◆ **Document excerpt**
◇ ◇ ◇ ◇
Quantifying the totality of treatment effect with multiple event-time observations in the presence of a terminal event from a comparative clinical study.

Pubmed ID: 30047148

Pubmed Central ID: PMC7021204

Journal: Statistics in medicine

Publication Date: Nov. 10, 2018

Affiliation: Harvard University, Cambridge, Massachusetts.

Link: https://onlinelibrary.wiley.com/doi/pdf/10.1002/sim.7907

MeSH Terms: Humans, Longitudinal Studies, Survival Analysis, Randomized Controlled Trials as Topic, Data Interpretation, Statistical, Proportional Hazards Models, Treatment Outcome, Models, Statistical, Time Factors, Area Under Curve

Grants: R01 HL089778

Authors: Tian L, Wei LJ, Solomon SD, Claggett B, Fu H

Cite As: Claggett B, Tian L, Fu H, Solomon SD, Wei LJ. Quantifying the totality of treatment effect with multiple event-time observations in the presence of a terminal event from a comparative clinical study. Stat Med 2018 Nov 10;37(25):3589-3598. Epub 2018 Jul 25.

Studies:

Abstract

To evaluate the totality of one treatment's benefit/risk profile relative to an alternative treatment via a longitudinal comparative clinical study, the timing and occurrence of multiple clinical events are typically collected during the patient's follow-up. These multiple observations reflect the patient's disease progression/burden over time. The standard practice is to create a composite endpoint from the multiple outcomes, the timing of the occurrence of the first clinical event, to evaluate the treatment via the standard survival analysis techniques. By ignoring all events after the composite outcome, this type of assessment may not be ideal. Various parametric or semiparametric procedures have been extensively discussed in the literature for the purposes of analyzing multiple event-time data. Many existing methods were developed based on extensive model assumptions. When the model assumptions are not plausible, the resulting inferences for the treatment effect may be misleading. In this article, we propose a simple, nonparametric inference procedure to quantify the treatment effect, which has an intuitive clinically meaningful interpretation. We use the data from a cardiovascular clinical trial for heart failure to illustrate the procedure. A simulation study is also conducted to evaluate the performance of the new proposal.
◇ ◇ ◇ ◇
◆ **Problem to solve**
According to the article record above, what kind of clinical trial supplied the data used to illustrate the proposed procedure?

Records from a data source:
◇ ◇ ◇ ◇
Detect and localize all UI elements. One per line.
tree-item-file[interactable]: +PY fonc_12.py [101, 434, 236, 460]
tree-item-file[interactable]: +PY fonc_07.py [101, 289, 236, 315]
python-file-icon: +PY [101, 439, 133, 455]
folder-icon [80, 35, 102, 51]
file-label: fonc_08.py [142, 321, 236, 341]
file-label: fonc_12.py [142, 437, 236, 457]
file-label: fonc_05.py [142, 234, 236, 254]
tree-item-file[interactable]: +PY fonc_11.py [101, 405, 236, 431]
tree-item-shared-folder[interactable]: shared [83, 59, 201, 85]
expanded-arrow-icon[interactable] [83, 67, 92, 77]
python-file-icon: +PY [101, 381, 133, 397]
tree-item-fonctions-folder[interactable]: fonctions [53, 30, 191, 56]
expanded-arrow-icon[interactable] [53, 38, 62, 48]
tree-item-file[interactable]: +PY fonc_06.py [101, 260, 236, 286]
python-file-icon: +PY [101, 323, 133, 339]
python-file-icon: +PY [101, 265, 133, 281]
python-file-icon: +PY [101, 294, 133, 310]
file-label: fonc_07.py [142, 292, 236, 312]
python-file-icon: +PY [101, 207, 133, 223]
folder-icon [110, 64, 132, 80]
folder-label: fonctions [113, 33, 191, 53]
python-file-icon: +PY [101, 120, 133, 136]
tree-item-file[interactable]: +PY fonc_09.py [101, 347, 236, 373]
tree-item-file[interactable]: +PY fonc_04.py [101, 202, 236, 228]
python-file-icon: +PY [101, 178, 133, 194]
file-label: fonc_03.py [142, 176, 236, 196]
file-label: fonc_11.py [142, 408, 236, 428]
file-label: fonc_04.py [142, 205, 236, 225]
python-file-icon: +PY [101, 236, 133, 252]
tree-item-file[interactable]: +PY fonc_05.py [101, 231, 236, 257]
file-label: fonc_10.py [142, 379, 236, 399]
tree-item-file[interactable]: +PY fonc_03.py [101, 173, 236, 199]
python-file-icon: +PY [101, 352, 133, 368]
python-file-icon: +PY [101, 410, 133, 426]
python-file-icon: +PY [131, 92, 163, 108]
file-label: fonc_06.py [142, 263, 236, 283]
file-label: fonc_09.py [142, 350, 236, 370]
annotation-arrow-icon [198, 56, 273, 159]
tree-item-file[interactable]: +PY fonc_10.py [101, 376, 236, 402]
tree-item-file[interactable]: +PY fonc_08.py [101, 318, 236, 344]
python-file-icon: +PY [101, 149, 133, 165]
◇ ◇ ◇ ◇
◆ **Task solution**
A cardiovascular clinical trial for heart failure.